#### To do
Reproduce the material below in full, swapping each occurrence of "Delivery Cost" for "Shipping Cost" and keeping everything else the same.

#### Data lines
## start

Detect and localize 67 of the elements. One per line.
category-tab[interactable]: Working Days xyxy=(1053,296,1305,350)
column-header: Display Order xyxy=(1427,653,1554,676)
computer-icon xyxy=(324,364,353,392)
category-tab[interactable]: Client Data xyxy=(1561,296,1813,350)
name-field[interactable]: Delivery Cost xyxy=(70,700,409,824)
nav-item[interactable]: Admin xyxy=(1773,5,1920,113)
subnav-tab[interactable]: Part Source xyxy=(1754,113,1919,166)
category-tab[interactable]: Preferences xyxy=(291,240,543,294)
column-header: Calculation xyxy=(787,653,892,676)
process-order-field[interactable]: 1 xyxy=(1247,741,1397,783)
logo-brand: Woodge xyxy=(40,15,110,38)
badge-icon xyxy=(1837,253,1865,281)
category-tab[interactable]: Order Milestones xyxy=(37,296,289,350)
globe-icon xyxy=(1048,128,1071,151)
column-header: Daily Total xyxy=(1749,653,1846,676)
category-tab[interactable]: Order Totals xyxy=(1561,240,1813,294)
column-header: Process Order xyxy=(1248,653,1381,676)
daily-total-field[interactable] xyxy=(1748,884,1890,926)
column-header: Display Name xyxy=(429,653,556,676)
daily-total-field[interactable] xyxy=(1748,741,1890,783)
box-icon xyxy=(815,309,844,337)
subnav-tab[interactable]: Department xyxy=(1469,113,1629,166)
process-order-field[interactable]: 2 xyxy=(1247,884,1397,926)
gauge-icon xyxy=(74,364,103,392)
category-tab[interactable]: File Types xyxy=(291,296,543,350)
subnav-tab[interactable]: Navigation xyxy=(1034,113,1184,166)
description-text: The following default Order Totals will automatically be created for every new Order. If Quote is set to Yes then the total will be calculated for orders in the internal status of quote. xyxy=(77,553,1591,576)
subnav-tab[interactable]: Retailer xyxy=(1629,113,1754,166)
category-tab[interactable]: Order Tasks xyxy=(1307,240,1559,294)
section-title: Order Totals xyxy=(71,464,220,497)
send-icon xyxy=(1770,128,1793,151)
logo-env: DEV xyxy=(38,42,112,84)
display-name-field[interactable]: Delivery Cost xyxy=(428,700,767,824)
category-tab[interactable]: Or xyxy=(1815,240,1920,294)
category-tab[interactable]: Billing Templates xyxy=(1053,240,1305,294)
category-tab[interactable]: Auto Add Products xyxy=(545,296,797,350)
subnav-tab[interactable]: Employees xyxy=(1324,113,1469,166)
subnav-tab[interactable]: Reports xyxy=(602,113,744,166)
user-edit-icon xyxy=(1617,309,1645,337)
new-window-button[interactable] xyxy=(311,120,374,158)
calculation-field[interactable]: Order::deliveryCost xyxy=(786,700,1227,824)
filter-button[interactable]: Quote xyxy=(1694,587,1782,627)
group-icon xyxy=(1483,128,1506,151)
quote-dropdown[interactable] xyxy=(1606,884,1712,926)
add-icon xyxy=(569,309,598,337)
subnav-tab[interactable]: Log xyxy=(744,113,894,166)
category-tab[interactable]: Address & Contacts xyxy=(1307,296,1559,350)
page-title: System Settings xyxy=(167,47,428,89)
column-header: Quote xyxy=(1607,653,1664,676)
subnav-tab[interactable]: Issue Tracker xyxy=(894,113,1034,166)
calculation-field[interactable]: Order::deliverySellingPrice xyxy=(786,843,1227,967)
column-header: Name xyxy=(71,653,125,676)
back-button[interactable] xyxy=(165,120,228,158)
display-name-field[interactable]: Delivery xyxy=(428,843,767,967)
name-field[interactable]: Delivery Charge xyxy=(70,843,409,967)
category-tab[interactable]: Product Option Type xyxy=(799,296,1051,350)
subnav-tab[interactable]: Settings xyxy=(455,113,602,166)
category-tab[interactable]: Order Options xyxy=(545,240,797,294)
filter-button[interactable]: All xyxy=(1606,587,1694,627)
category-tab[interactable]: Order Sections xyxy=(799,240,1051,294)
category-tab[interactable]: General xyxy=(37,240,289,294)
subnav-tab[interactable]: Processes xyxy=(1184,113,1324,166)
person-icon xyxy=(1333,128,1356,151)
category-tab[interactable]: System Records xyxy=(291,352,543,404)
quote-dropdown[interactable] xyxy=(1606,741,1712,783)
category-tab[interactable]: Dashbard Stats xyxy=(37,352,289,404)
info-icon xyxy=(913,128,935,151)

## end

#### Reply to the exercise
Detect and localize 67 of the elements. One per line.
category-tab[interactable]: Working Days xyxy=(1053,296,1305,350)
column-header: Display Order xyxy=(1427,653,1554,676)
computer-icon xyxy=(324,364,353,392)
category-tab[interactable]: Client Data xyxy=(1561,296,1813,350)
name-field[interactable]: Shipping Cost xyxy=(70,700,409,824)
nav-item[interactable]: Admin xyxy=(1773,5,1920,113)
subnav-tab[interactable]: Part Source xyxy=(1754,113,1919,166)
category-tab[interactable]: Preferences xyxy=(291,240,543,294)
column-header: Calculation xyxy=(787,653,892,676)
process-order-field[interactable]: 1 xyxy=(1247,741,1397,783)
logo-brand: Woodge xyxy=(40,15,110,38)
badge-icon xyxy=(1837,253,1865,281)
category-tab[interactable]: Order Milestones xyxy=(37,296,289,350)
globe-icon xyxy=(1048,128,1071,151)
column-header: Daily Total xyxy=(1749,653,1846,676)
category-tab[interactable]: Order Totals xyxy=(1561,240,1813,294)
column-header: Process Order xyxy=(1248,653,1381,676)
daily-total-field[interactable] xyxy=(1748,884,1890,926)
column-header: Display Name xyxy=(429,653,556,676)
daily-total-field[interactable] xyxy=(1748,741,1890,783)
box-icon xyxy=(815,309,844,337)
subnav-tab[interactable]: Department xyxy=(1469,113,1629,166)
process-order-field[interactable]: 2 xyxy=(1247,884,1397,926)
gauge-icon xyxy=(74,364,103,392)
category-tab[interactable]: File Types xyxy=(291,296,543,350)
subnav-tab[interactable]: Navigation xyxy=(1034,113,1184,166)
description-text: The following default Order Totals will automatically be created for every new Order. If Quote is set to Yes then the total will be calculated for orders in the internal status of quote. xyxy=(77,553,1591,576)
subnav-tab[interactable]: Retailer xyxy=(1629,113,1754,166)
category-tab[interactable]: Order Tasks xyxy=(1307,240,1559,294)
section-title: Order Totals xyxy=(71,464,220,497)
send-icon xyxy=(1770,128,1793,151)
logo-env: DEV xyxy=(38,42,112,84)
display-name-field[interactable]: Shipping Cost xyxy=(428,700,767,824)
category-tab[interactable]: Or xyxy=(1815,240,1920,294)
category-tab[interactable]: Billing Templates xyxy=(1053,240,1305,294)
category-tab[interactable]: Auto Add Products xyxy=(545,296,797,350)
subnav-tab[interactable]: Employees xyxy=(1324,113,1469,166)
subnav-tab[interactable]: Reports xyxy=(602,113,744,166)
user-edit-icon xyxy=(1617,309,1645,337)
new-window-button[interactable] xyxy=(311,120,374,158)
calculation-field[interactable]: Order::deliveryCost xyxy=(786,700,1227,824)
filter-button[interactable]: Quote xyxy=(1694,587,1782,627)
group-icon xyxy=(1483,128,1506,151)
quote-dropdown[interactable] xyxy=(1606,884,1712,926)
add-icon xyxy=(569,309,598,337)
subnav-tab[interactable]: Log xyxy=(744,113,894,166)
category-tab[interactable]: Address & Contacts xyxy=(1307,296,1559,350)
page-title: System Settings xyxy=(167,47,428,89)
column-header: Quote xyxy=(1607,653,1664,676)
subnav-tab[interactable]: Issue Tracker xyxy=(894,113,1034,166)
calculation-field[interactable]: Order::deliverySellingPrice xyxy=(786,843,1227,967)
column-header: Name xyxy=(71,653,125,676)
back-button[interactable] xyxy=(165,120,228,158)
display-name-field[interactable]: Delivery xyxy=(428,843,767,967)
name-field[interactable]: Delivery Charge xyxy=(70,843,409,967)
category-tab[interactable]: Product Option Type xyxy=(799,296,1051,350)
subnav-tab[interactable]: Settings xyxy=(455,113,602,166)
category-tab[interactable]: Order Options xyxy=(545,240,797,294)
filter-button[interactable]: All xyxy=(1606,587,1694,627)
category-tab[interactable]: Order Sections xyxy=(799,240,1051,294)
category-tab[interactable]: General xyxy=(37,240,289,294)
subnav-tab[interactable]: Processes xyxy=(1184,113,1324,166)
person-icon xyxy=(1333,128,1356,151)
category-tab[interactable]: System Records xyxy=(291,352,543,404)
quote-dropdown[interactable] xyxy=(1606,741,1712,783)
category-tab[interactable]: Dashbard Stats xyxy=(37,352,289,404)
info-icon xyxy=(913,128,935,151)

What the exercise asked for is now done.